| SUPPLIED MATERIAL |
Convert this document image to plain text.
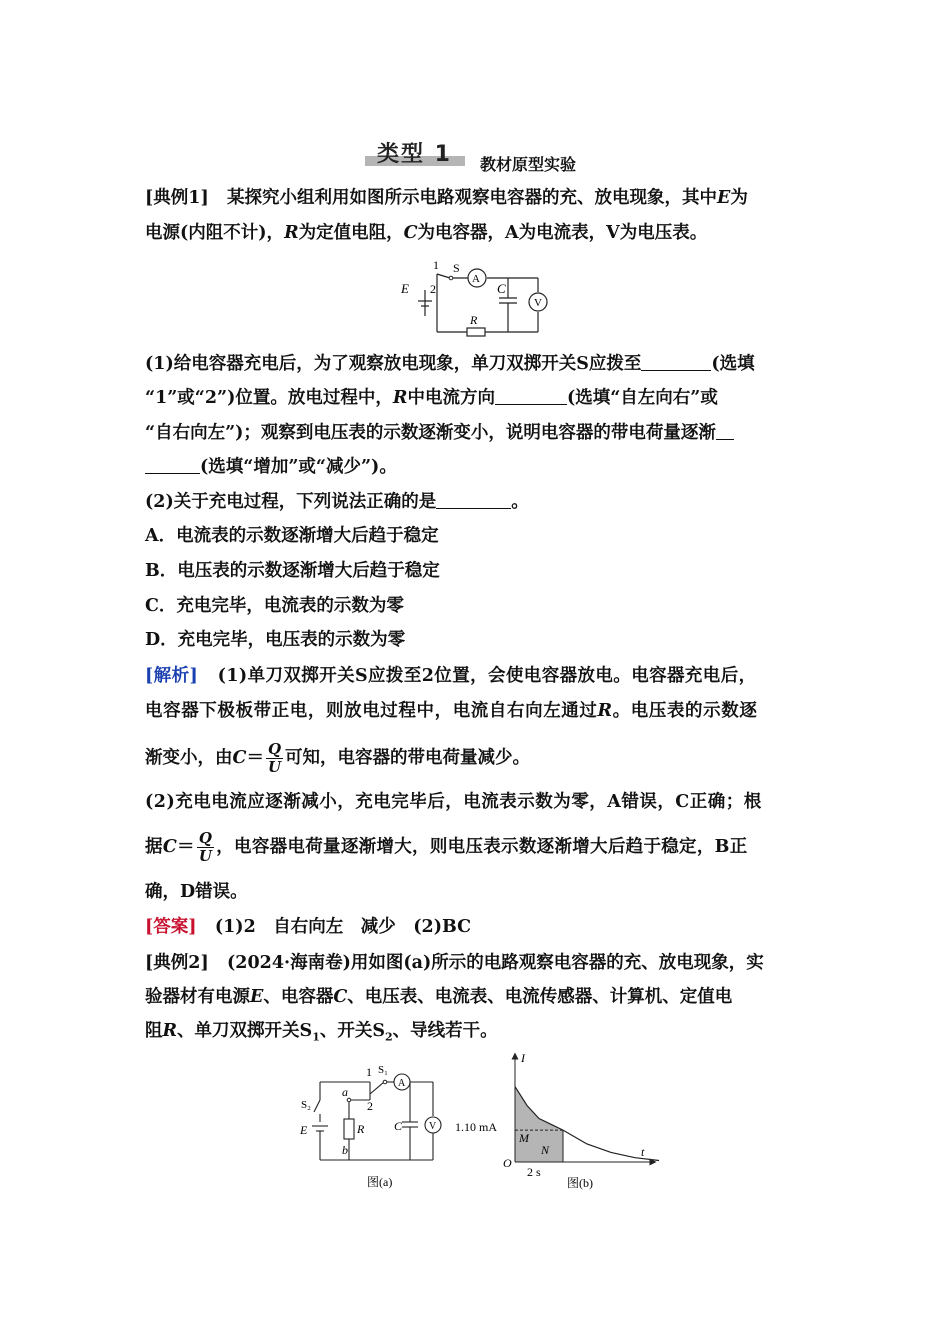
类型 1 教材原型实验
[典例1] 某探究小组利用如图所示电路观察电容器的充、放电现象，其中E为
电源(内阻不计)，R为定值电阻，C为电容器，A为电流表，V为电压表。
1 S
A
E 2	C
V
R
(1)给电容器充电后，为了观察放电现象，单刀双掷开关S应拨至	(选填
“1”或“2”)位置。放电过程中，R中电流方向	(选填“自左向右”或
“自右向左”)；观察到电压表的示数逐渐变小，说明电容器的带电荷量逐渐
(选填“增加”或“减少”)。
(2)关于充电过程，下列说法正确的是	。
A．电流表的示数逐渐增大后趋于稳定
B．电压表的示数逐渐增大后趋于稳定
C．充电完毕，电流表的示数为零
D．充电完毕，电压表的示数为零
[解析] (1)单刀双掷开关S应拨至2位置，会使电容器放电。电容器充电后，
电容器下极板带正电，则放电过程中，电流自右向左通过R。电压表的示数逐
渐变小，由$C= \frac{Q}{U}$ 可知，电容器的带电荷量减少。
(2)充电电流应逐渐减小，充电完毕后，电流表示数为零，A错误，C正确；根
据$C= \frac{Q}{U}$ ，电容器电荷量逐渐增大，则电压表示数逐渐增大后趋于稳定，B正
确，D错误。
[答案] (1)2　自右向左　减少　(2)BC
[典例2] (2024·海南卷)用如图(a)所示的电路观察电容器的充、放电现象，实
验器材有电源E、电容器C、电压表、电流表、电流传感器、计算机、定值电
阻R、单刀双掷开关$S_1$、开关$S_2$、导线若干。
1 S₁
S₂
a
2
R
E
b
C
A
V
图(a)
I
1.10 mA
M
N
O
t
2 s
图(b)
---
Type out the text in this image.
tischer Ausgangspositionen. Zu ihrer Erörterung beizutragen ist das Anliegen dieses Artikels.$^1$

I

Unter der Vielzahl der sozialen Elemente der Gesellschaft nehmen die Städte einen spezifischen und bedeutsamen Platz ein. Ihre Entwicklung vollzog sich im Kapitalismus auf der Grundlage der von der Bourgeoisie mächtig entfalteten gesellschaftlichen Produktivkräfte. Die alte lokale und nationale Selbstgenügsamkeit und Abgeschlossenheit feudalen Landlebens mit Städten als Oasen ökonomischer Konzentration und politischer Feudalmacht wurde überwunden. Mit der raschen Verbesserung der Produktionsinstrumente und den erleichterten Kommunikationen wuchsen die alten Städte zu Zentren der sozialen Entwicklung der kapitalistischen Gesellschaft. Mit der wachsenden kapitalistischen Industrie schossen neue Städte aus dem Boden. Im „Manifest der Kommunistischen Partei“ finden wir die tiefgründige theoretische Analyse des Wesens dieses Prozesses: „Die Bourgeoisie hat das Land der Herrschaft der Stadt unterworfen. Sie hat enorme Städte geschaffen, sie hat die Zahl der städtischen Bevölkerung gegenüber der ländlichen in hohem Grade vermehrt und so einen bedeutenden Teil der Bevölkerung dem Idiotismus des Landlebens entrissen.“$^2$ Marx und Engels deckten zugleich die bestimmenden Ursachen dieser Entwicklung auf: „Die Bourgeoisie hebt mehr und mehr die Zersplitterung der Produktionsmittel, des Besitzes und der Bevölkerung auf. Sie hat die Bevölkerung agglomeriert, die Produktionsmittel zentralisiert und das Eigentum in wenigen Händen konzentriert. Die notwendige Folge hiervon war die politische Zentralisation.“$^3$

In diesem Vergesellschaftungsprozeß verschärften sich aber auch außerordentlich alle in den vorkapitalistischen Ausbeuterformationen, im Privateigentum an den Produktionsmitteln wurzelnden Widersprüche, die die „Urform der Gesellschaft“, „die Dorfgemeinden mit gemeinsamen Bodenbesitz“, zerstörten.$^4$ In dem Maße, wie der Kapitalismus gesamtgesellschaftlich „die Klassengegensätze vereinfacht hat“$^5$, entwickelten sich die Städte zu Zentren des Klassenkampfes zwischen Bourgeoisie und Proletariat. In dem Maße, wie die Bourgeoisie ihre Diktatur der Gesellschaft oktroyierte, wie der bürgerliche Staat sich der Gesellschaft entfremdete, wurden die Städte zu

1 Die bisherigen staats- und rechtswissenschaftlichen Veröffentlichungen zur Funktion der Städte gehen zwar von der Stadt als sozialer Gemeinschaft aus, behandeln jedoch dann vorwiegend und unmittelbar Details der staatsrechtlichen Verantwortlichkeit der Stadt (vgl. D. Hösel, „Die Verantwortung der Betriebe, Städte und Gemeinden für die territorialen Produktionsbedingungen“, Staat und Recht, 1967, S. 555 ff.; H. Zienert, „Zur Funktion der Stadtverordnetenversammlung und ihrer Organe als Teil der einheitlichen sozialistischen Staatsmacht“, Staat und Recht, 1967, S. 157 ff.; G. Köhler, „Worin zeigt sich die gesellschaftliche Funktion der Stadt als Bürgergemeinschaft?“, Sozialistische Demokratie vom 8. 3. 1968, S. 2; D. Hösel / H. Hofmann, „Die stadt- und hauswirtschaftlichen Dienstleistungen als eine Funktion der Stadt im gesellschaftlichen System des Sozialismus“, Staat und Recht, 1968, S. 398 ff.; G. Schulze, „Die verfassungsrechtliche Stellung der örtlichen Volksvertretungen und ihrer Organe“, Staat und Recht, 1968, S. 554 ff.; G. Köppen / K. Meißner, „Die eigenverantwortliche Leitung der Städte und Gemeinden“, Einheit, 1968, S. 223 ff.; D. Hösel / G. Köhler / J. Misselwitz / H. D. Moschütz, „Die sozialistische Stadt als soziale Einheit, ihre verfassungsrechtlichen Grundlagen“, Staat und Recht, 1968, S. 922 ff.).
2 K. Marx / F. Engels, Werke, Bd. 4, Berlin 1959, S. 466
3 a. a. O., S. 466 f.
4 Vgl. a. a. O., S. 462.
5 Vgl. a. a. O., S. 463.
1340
---
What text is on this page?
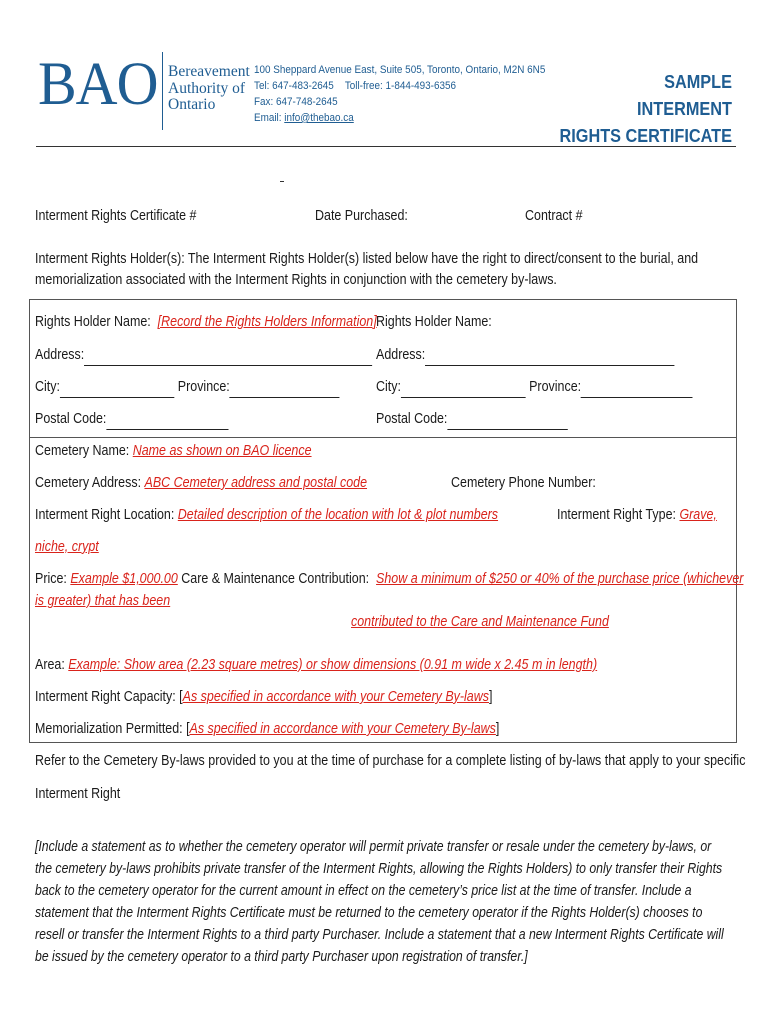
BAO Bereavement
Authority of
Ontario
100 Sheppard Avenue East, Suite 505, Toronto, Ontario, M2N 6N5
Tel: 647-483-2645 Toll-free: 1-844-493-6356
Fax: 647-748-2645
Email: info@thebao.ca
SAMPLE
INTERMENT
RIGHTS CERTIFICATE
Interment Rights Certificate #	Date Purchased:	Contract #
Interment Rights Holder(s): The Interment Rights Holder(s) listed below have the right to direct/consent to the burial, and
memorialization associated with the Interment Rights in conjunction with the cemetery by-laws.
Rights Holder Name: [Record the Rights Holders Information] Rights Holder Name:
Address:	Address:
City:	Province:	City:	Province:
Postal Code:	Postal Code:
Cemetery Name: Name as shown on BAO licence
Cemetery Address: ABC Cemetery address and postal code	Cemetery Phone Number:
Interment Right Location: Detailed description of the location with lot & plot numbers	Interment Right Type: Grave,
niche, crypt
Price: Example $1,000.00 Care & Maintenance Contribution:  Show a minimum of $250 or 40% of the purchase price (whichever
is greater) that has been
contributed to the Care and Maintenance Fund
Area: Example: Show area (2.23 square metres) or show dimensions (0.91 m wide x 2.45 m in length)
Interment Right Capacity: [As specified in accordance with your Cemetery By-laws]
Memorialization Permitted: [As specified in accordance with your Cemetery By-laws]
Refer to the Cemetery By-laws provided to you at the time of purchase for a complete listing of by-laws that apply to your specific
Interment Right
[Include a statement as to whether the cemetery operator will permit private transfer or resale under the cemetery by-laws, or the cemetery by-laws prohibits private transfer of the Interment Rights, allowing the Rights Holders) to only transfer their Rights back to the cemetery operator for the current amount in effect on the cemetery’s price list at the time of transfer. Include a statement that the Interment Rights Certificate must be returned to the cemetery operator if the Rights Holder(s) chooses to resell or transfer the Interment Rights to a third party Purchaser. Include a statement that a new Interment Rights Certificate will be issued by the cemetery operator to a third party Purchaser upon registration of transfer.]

| OBJECTIVE |
Check each line above for "frac" and return the ones that have it.

| EXERCISE SOLUTION |
渐变小，由$C= \frac{Q}{U}$ 可知，电容器的带电荷量减少。
据$C= \frac{Q}{U}$ ，电容器电荷量逐渐增大，则电压表示数逐渐增大后趋于稳定，B正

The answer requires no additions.